[start]

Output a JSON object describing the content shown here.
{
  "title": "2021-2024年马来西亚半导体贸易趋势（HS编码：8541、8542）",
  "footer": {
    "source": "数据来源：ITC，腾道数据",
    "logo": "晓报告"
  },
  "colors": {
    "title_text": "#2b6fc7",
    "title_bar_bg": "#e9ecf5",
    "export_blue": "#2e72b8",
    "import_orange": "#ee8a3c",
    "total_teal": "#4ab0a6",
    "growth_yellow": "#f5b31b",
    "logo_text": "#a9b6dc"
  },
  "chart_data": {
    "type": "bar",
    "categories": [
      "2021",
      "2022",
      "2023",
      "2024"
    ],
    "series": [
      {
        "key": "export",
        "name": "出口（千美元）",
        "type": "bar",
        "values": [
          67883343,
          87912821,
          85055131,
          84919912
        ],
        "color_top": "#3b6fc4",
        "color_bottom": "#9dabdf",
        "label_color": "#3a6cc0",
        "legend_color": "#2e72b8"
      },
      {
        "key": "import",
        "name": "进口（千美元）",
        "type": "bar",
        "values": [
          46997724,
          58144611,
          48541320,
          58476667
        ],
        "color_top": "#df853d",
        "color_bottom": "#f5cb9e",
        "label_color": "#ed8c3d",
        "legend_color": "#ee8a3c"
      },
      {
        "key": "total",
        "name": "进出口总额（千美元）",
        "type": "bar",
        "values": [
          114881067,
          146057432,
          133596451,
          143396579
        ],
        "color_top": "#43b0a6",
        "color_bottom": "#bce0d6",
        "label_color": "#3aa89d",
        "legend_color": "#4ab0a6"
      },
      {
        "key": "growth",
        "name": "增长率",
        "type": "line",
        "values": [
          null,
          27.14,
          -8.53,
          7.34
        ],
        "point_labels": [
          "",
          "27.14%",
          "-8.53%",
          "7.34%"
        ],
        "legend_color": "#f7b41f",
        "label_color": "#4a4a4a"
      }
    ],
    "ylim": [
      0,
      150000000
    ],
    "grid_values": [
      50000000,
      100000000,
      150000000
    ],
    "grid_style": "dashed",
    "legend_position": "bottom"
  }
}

[end]

Please reproduce all of the entries exactly as they stand.

FULL SOLUTION>
Output a JSON object describing the content shown here.
{
  "title": "2021-2024年马来西亚半导体贸易趋势（HS编码：8541、8542）",
  "footer": {
    "source": "数据来源：ITC，腾道数据",
    "logo": "晓报告"
  },
  "colors": {
    "title_text": "#2b6fc7",
    "title_bar_bg": "#e9ecf5",
    "export_blue": "#2e72b8",
    "import_orange": "#ee8a3c",
    "total_teal": "#4ab0a6",
    "growth_yellow": "#f5b31b",
    "logo_text": "#a9b6dc"
  },
  "chart_data": {
    "type": "bar",
    "categories": [
      "2021",
      "2022",
      "2023",
      "2024"
    ],
    "series": [
      {
        "key": "export",
        "name": "出口（千美元）",
        "type": "bar",
        "values": [
          67883343,
          87912821,
          85055131,
          84919912
        ],
        "color_top": "#3b6fc4",
        "color_bottom": "#9dabdf",
        "label_color": "#3a6cc0",
        "legend_color": "#2e72b8"
      },
      {
        "key": "import",
        "name": "进口（千美元）",
        "type": "bar",
        "values": [
          46997724,
          58144611,
          48541320,
          58476667
        ],
        "color_top": "#df853d",
        "color_bottom": "#f5cb9e",
        "label_color": "#ed8c3d",
        "legend_color": "#ee8a3c"
      },
      {
        "key": "total",
        "name": "进出口总额（千美元）",
        "type": "bar",
        "values": [
          114881067,
          146057432,
          133596451,
          143396579
        ],
        "color_top": "#43b0a6",
        "color_bottom": "#bce0d6",
        "label_color": "#3aa89d",
        "legend_color": "#4ab0a6"
      },
      {
        "key": "growth",
        "name": "增长率",
        "type": "line",
        "values": [
          null,
          27.14,
          -8.53,
          7.34
        ],
        "point_labels": [
          "",
          "27.14%",
          "-8.53%",
          "7.34%"
        ],
        "legend_color": "#f7b41f",
        "label_color": "#4a4a4a"
      }
    ],
    "ylim": [
      0,
      150000000
    ],
    "grid_values": [
      50000000,
      100000000,
      150000000
    ],
    "grid_style": "dashed",
    "legend_position": "bottom"
  }
}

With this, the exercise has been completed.